[Saved entries]
begin

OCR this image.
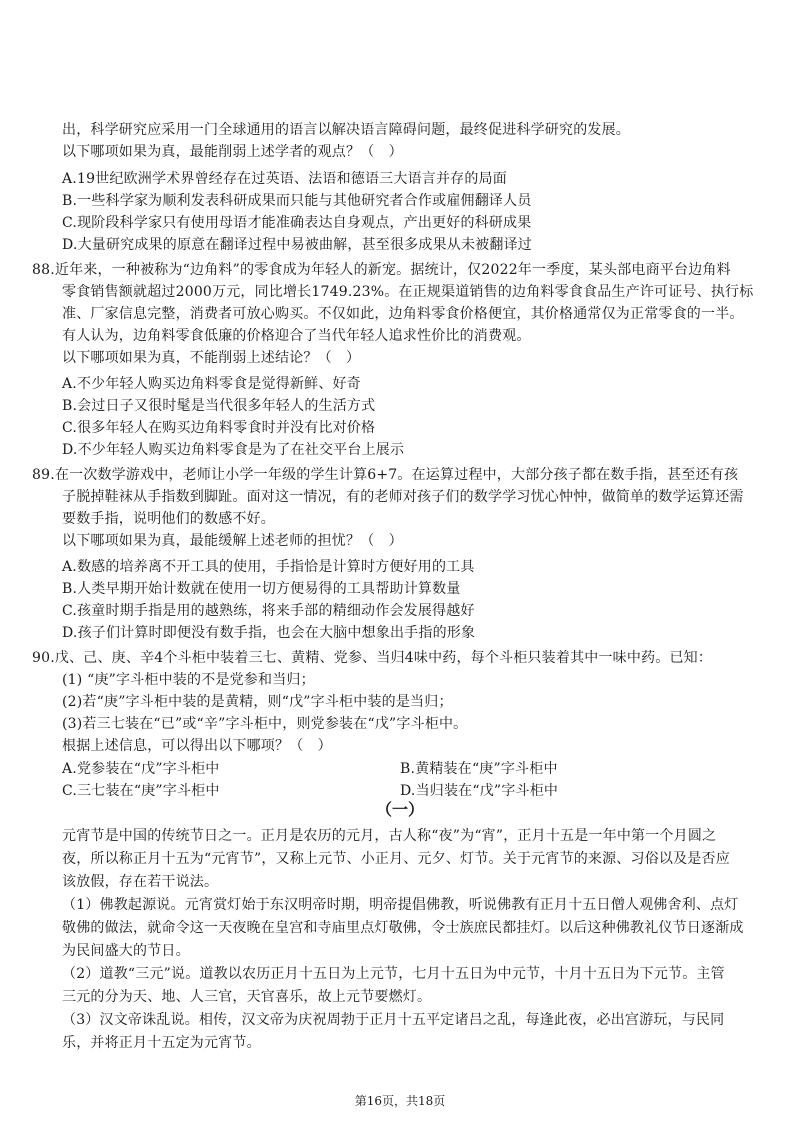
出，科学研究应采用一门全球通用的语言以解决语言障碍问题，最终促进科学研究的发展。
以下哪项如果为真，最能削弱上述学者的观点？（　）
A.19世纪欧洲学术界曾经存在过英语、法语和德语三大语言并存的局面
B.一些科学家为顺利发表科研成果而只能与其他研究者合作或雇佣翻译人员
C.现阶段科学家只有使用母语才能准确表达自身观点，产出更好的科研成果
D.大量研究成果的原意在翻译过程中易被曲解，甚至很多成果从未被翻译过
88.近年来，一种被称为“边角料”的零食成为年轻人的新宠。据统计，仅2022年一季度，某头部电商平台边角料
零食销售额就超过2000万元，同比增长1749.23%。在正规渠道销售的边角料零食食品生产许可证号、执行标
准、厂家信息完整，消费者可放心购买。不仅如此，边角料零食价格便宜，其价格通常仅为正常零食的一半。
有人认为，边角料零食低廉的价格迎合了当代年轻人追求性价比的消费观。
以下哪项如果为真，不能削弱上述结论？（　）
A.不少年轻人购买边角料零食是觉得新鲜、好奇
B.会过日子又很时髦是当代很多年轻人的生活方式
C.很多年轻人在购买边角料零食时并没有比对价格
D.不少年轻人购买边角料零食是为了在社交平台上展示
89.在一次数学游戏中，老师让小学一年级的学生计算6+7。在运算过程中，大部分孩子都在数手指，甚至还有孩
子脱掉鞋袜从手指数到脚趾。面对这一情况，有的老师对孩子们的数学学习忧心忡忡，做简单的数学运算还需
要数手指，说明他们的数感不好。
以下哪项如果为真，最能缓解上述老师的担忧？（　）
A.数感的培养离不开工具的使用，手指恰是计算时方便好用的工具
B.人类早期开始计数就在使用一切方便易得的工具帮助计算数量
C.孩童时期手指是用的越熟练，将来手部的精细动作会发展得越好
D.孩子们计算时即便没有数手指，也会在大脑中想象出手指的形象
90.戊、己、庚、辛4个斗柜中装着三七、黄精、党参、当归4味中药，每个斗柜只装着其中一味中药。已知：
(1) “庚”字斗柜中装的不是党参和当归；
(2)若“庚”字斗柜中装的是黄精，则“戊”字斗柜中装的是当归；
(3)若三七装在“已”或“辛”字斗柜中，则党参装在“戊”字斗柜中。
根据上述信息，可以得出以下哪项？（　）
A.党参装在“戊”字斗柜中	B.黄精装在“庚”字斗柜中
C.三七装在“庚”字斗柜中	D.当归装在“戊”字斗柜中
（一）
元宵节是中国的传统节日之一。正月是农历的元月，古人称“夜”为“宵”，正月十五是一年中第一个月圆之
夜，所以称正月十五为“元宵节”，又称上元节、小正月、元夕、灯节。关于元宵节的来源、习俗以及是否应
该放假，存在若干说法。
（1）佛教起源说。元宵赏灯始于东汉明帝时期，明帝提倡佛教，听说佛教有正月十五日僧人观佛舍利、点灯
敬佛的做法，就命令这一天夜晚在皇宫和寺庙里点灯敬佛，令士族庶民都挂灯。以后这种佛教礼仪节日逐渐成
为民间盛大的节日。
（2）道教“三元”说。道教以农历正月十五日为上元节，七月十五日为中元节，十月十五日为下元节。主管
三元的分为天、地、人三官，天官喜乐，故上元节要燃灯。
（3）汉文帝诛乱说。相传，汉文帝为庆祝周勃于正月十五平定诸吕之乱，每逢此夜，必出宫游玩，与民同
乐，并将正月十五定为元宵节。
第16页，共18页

end
begin

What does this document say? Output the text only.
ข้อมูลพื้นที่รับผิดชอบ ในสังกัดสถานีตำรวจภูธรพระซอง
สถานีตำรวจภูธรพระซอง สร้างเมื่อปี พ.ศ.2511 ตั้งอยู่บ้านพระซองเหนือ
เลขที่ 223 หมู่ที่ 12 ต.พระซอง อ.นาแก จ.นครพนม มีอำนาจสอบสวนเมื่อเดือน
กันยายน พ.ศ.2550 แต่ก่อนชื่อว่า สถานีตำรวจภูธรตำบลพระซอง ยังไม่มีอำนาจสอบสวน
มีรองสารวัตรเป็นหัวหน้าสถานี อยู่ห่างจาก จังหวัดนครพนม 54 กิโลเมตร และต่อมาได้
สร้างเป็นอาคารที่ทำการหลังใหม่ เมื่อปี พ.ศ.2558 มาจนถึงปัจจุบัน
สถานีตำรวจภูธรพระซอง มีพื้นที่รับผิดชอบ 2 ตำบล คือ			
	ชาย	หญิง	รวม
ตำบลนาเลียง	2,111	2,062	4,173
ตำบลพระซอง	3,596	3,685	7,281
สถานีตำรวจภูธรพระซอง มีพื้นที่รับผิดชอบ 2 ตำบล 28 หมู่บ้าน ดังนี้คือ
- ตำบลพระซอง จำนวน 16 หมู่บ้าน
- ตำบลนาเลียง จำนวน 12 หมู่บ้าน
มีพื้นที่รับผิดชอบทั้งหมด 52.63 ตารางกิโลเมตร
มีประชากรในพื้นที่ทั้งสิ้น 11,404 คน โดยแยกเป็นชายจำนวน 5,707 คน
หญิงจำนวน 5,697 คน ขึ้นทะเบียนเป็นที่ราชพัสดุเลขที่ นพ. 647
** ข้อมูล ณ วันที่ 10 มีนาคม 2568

end

Say how many lines in the entries contain the string "โลเมตร", and say nothing else.

2